Restate the whole of the material. Keep every word, and drop the pictures.

◆ **Record list**
* Begin *
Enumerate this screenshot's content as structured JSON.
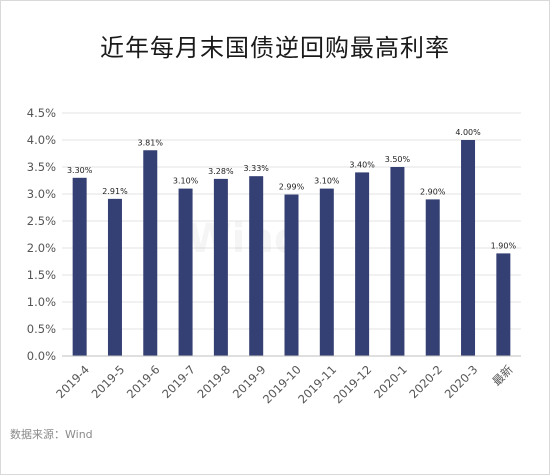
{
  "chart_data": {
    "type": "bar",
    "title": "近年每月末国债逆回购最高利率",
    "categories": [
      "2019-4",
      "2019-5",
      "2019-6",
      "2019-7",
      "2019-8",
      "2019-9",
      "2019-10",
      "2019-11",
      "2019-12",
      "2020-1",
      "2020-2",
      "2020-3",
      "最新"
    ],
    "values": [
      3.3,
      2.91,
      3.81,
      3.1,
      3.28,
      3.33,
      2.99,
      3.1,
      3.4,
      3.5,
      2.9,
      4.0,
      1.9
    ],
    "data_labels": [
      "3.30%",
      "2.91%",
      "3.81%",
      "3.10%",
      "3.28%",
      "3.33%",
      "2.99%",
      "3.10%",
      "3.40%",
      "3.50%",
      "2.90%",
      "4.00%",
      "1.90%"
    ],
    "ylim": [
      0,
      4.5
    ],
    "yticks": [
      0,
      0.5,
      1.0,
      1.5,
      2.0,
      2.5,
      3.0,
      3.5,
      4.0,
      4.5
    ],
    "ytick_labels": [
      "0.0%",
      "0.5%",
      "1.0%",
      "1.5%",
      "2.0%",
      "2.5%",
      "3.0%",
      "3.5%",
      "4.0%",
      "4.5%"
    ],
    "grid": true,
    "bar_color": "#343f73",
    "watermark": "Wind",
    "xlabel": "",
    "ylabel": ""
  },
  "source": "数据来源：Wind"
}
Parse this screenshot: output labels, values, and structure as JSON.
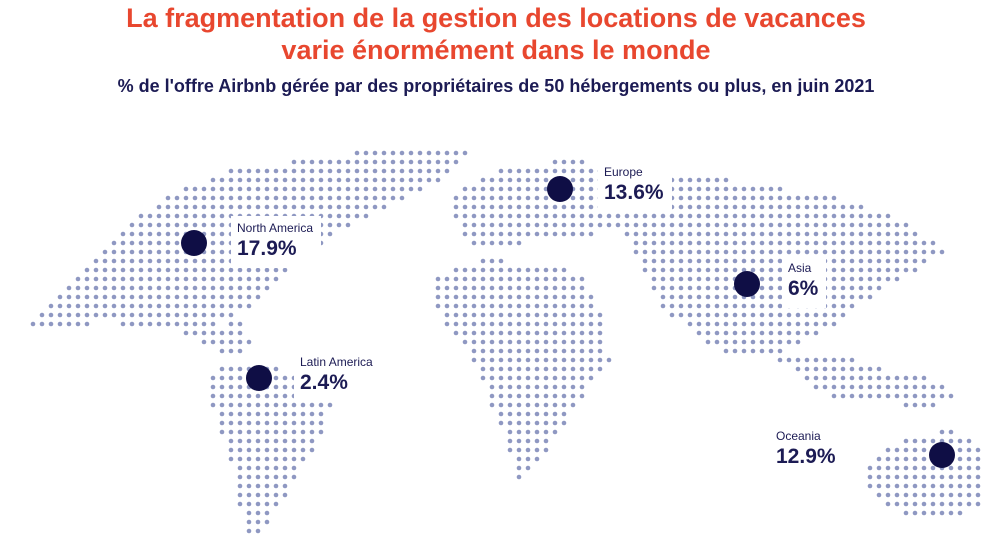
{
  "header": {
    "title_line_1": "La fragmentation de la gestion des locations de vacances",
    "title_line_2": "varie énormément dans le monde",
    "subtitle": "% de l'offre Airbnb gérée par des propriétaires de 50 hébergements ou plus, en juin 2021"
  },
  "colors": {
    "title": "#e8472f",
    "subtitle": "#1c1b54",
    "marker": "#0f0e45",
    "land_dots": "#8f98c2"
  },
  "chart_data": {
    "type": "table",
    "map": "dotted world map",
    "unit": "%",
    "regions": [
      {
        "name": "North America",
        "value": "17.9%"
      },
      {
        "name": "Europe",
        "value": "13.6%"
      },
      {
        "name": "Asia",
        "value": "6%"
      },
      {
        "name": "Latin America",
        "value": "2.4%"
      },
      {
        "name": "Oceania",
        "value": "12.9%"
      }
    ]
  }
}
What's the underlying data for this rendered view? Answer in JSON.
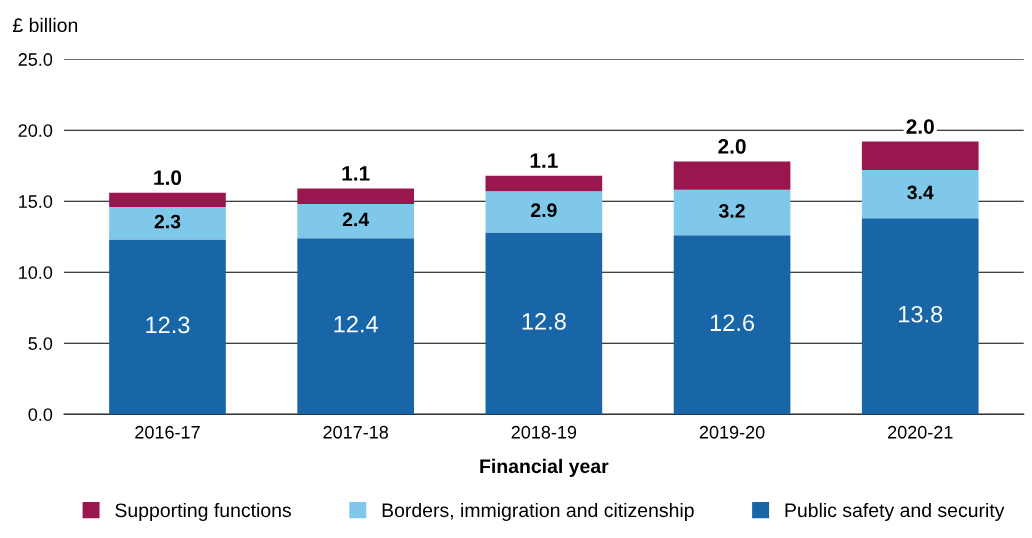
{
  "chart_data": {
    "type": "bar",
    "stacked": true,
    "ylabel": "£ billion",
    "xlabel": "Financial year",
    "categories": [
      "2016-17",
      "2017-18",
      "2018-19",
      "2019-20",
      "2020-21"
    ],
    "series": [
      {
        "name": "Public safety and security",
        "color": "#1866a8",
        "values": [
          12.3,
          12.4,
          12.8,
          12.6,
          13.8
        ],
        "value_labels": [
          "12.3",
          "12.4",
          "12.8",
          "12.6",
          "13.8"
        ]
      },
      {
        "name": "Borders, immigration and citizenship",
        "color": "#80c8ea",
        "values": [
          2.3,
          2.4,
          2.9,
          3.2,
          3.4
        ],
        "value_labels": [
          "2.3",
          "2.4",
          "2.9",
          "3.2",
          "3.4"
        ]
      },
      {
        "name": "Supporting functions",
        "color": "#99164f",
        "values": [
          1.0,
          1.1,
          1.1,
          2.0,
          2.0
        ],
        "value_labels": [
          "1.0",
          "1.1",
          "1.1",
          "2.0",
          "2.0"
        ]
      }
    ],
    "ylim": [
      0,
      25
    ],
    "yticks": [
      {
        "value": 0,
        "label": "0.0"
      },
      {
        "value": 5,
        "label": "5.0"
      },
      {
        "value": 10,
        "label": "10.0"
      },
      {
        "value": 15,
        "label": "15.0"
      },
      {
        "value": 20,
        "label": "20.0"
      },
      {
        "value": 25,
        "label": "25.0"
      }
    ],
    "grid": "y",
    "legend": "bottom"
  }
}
* End *
◆ **Correct response**
Enumerate this screenshot's content as structured JSON.
{
  "chart_data": {
    "type": "bar",
    "title": "近年每月末国债逆回购最高利率",
    "categories": [
      "2019-4",
      "2019-5",
      "2019-6",
      "2019-7",
      "2019-8",
      "2019-9",
      "2019-10",
      "2019-11",
      "2019-12",
      "2020-1",
      "2020-2",
      "2020-3",
      "最新"
    ],
    "values": [
      3.3,
      2.91,
      3.81,
      3.1,
      3.28,
      3.33,
      2.99,
      3.1,
      3.4,
      3.5,
      2.9,
      4.0,
      1.9
    ],
    "data_labels": [
      "3.30%",
      "2.91%",
      "3.81%",
      "3.10%",
      "3.28%",
      "3.33%",
      "2.99%",
      "3.10%",
      "3.40%",
      "3.50%",
      "2.90%",
      "4.00%",
      "1.90%"
    ],
    "ylim": [
      0,
      4.5
    ],
    "yticks": [
      0,
      0.5,
      1.0,
      1.5,
      2.0,
      2.5,
      3.0,
      3.5,
      4.0,
      4.5
    ],
    "ytick_labels": [
      "0.0%",
      "0.5%",
      "1.0%",
      "1.5%",
      "2.0%",
      "2.5%",
      "3.0%",
      "3.5%",
      "4.0%",
      "4.5%"
    ],
    "grid": true,
    "bar_color": "#343f73",
    "watermark": "Wind",
    "xlabel": "",
    "ylabel": ""
  },
  "source": "数据来源：Wind"
}
Parse this screenshot: output labels, values, and structure as JSON.
{
  "header": {
    "title_line_1": "La fragmentation de la gestion des locations de vacances",
    "title_line_2": "varie énormément dans le monde",
    "subtitle": "% de l'offre Airbnb gérée par des propriétaires de 50 hébergements ou plus, en juin 2021"
  },
  "colors": {
    "title": "#e8472f",
    "subtitle": "#1c1b54",
    "marker": "#0f0e45",
    "land_dots": "#8f98c2"
  },
  "chart_data": {
    "type": "table",
    "map": "dotted world map",
    "unit": "%",
    "regions": [
      {
        "name": "North America",
        "value": "17.9%"
      },
      {
        "name": "Europe",
        "value": "13.6%"
      },
      {
        "name": "Asia",
        "value": "6%"
      },
      {
        "name": "Latin America",
        "value": "2.4%"
      },
      {
        "name": "Oceania",
        "value": "12.9%"
      }
    ]
  }
}
What's the underlying data for this rendered view? Answer in JSON.
{
  "chart_data": {
    "type": "bar",
    "stacked": true,
    "ylabel": "£ billion",
    "xlabel": "Financial year",
    "categories": [
      "2016-17",
      "2017-18",
      "2018-19",
      "2019-20",
      "2020-21"
    ],
    "series": [
      {
        "name": "Public safety and security",
        "color": "#1866a8",
        "values": [
          12.3,
          12.4,
          12.8,
          12.6,
          13.8
        ],
        "value_labels": [
          "12.3",
          "12.4",
          "12.8",
          "12.6",
          "13.8"
        ]
      },
      {
        "name": "Borders, immigration and citizenship",
        "color": "#80c8ea",
        "values": [
          2.3,
          2.4,
          2.9,
          3.2,
          3.4
        ],
        "value_labels": [
          "2.3",
          "2.4",
          "2.9",
          "3.2",
          "3.4"
        ]
      },
      {
        "name": "Supporting functions",
        "color": "#99164f",
        "values": [
          1.0,
          1.1,
          1.1,
          2.0,
          2.0
        ],
        "value_labels": [
          "1.0",
          "1.1",
          "1.1",
          "2.0",
          "2.0"
        ]
      }
    ],
    "ylim": [
      0,
      25
    ],
    "yticks": [
      {
        "value": 0,
        "label": "0.0"
      },
      {
        "value": 5,
        "label": "5.0"
      },
      {
        "value": 10,
        "label": "10.0"
      },
      {
        "value": 15,
        "label": "15.0"
      },
      {
        "value": 20,
        "label": "20.0"
      },
      {
        "value": 25,
        "label": "25.0"
      }
    ],
    "grid": "y",
    "legend": "bottom"
  }
}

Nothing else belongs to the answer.